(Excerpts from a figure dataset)
+++
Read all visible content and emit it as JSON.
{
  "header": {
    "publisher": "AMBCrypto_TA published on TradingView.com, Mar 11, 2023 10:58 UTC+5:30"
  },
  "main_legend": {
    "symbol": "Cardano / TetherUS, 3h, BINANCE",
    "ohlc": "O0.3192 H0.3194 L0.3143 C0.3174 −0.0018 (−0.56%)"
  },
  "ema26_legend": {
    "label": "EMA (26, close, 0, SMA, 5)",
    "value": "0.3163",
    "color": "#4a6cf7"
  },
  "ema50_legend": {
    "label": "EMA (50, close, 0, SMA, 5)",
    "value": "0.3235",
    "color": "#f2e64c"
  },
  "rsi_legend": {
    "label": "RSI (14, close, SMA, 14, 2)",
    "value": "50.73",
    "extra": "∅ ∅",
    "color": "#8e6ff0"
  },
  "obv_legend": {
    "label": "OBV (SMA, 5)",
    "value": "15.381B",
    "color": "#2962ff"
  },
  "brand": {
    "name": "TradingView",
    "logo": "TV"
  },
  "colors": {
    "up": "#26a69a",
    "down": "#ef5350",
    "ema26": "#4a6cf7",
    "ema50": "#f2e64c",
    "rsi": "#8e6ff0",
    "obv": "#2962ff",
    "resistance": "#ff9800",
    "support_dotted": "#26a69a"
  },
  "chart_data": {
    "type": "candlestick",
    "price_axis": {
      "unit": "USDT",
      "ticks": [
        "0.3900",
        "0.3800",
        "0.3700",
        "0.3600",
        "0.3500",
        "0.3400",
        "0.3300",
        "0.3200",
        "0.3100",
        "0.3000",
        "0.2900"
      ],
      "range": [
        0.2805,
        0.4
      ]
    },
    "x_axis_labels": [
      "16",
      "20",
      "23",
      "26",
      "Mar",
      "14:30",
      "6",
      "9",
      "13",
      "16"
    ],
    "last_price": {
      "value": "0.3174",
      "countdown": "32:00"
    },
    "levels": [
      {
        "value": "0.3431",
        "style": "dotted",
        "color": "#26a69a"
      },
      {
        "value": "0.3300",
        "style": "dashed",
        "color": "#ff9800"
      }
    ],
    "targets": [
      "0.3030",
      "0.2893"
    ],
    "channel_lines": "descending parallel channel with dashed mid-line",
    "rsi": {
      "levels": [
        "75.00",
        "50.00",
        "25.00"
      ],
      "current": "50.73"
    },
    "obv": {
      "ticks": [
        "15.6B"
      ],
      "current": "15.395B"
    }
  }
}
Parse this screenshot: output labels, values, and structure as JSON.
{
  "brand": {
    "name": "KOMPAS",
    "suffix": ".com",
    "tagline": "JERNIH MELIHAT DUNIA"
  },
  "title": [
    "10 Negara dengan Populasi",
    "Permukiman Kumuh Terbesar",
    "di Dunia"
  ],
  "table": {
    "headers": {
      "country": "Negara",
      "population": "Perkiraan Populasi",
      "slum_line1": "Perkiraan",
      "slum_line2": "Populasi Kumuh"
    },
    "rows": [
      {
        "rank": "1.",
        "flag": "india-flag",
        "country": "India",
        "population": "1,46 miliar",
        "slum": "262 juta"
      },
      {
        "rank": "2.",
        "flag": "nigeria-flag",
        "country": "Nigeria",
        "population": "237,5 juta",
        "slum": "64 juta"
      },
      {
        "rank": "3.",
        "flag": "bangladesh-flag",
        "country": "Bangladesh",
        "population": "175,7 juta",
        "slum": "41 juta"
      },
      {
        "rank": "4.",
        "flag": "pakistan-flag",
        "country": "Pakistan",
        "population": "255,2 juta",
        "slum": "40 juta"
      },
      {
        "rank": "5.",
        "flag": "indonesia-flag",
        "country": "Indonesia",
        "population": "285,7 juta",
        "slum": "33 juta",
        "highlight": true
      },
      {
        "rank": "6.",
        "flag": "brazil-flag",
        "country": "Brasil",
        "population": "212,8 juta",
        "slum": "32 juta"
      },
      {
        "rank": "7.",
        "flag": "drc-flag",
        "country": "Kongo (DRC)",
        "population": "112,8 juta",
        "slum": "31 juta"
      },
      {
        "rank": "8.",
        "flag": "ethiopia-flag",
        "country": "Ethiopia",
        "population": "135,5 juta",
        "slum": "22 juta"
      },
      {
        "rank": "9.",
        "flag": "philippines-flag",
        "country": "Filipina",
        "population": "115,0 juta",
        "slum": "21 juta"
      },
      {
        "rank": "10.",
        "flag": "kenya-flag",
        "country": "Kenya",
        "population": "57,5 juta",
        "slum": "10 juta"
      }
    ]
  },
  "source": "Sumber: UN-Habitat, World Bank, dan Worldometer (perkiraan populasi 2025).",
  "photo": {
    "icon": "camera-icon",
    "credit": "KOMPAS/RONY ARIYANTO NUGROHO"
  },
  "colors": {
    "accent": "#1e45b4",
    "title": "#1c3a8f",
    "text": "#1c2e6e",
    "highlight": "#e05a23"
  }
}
+++
# [Given problem]
Copy all the lines, exactly.

# [Answer to the task]
Read all visible content and emit it as JSON.
{
  "header": {
    "publisher": "AMBCrypto_TA published on TradingView.com, Mar 11, 2023 10:58 UTC+5:30"
  },
  "main_legend": {
    "symbol": "Cardano / TetherUS, 3h, BINANCE",
    "ohlc": "O0.3192 H0.3194 L0.3143 C0.3174 −0.0018 (−0.56%)"
  },
  "ema26_legend": {
    "label": "EMA (26, close, 0, SMA, 5)",
    "value": "0.3163",
    "color": "#4a6cf7"
  },
  "ema50_legend": {
    "label": "EMA (50, close, 0, SMA, 5)",
    "value": "0.3235",
    "color": "#f2e64c"
  },
  "rsi_legend": {
    "label": "RSI (14, close, SMA, 14, 2)",
    "value": "50.73",
    "extra": "∅ ∅",
    "color": "#8e6ff0"
  },
  "obv_legend": {
    "label": "OBV (SMA, 5)",
    "value": "15.381B",
    "color": "#2962ff"
  },
  "brand": {
    "name": "TradingView",
    "logo": "TV"
  },
  "colors": {
    "up": "#26a69a",
    "down": "#ef5350",
    "ema26": "#4a6cf7",
    "ema50": "#f2e64c",
    "rsi": "#8e6ff0",
    "obv": "#2962ff",
    "resistance": "#ff9800",
    "support_dotted": "#26a69a"
  },
  "chart_data": {
    "type": "candlestick",
    "price_axis": {
      "unit": "USDT",
      "ticks": [
        "0.3900",
        "0.3800",
        "0.3700",
        "0.3600",
        "0.3500",
        "0.3400",
        "0.3300",
        "0.3200",
        "0.3100",
        "0.3000",
        "0.2900"
      ],
      "range": [
        0.2805,
        0.4
      ]
    },
    "x_axis_labels": [
      "16",
      "20",
      "23",
      "26",
      "Mar",
      "14:30",
      "6",
      "9",
      "13",
      "16"
    ],
    "last_price": {
      "value": "0.3174",
      "countdown": "32:00"
    },
    "levels": [
      {
        "value": "0.3431",
        "style": "dotted",
        "color": "#26a69a"
      },
      {
        "value": "0.3300",
        "style": "dashed",
        "color": "#ff9800"
      }
    ],
    "targets": [
      "0.3030",
      "0.2893"
    ],
    "channel_lines": "descending parallel channel with dashed mid-line",
    "rsi": {
      "levels": [
        "75.00",
        "50.00",
        "25.00"
      ],
      "current": "50.73"
    },
    "obv": {
      "ticks": [
        "15.6B"
      ],
      "current": "15.395B"
    }
  }
}
Parse this screenshot: output labels, values, and structure as JSON.
{
  "brand": {
    "name": "KOMPAS",
    "suffix": ".com",
    "tagline": "JERNIH MELIHAT DUNIA"
  },
  "title": [
    "10 Negara dengan Populasi",
    "Permukiman Kumuh Terbesar",
    "di Dunia"
  ],
  "table": {
    "headers": {
      "country": "Negara",
      "population": "Perkiraan Populasi",
      "slum_line1": "Perkiraan",
      "slum_line2": "Populasi Kumuh"
    },
    "rows": [
      {
        "rank": "1.",
        "flag": "india-flag",
        "country": "India",
        "population": "1,46 miliar",
        "slum": "262 juta"
      },
      {
        "rank": "2.",
        "flag": "nigeria-flag",
        "country": "Nigeria",
        "population": "237,5 juta",
        "slum": "64 juta"
      },
      {
        "rank": "3.",
        "flag": "bangladesh-flag",
        "country": "Bangladesh",
        "population": "175,7 juta",
        "slum": "41 juta"
      },
      {
        "rank": "4.",
        "flag": "pakistan-flag",
        "country": "Pakistan",
        "population": "255,2 juta",
        "slum": "40 juta"
      },
      {
        "rank": "5.",
        "flag": "indonesia-flag",
        "country": "Indonesia",
        "population": "285,7 juta",
        "slum": "33 juta",
        "highlight": true
      },
      {
        "rank": "6.",
        "flag": "brazil-flag",
        "country": "Brasil",
        "population": "212,8 juta",
        "slum": "32 juta"
      },
      {
        "rank": "7.",
        "flag": "drc-flag",
        "country": "Kongo (DRC)",
        "population": "112,8 juta",
        "slum": "31 juta"
      },
      {
        "rank": "8.",
        "flag": "ethiopia-flag",
        "country": "Ethiopia",
        "population": "135,5 juta",
        "slum": "22 juta"
      },
      {
        "rank": "9.",
        "flag": "philippines-flag",
        "country": "Filipina",
        "population": "115,0 juta",
        "slum": "21 juta"
      },
      {
        "rank": "10.",
        "flag": "kenya-flag",
        "country": "Kenya",
        "population": "57,5 juta",
        "slum": "10 juta"
      }
    ]
  },
  "source": "Sumber: UN-Habitat, World Bank, dan Worldometer (perkiraan populasi 2025).",
  "photo": {
    "icon": "camera-icon",
    "credit": "KOMPAS/RONY ARIYANTO NUGROHO"
  },
  "colors": {
    "accent": "#1e45b4",
    "title": "#1c3a8f",
    "text": "#1c2e6e",
    "highlight": "#e05a23"
  }
}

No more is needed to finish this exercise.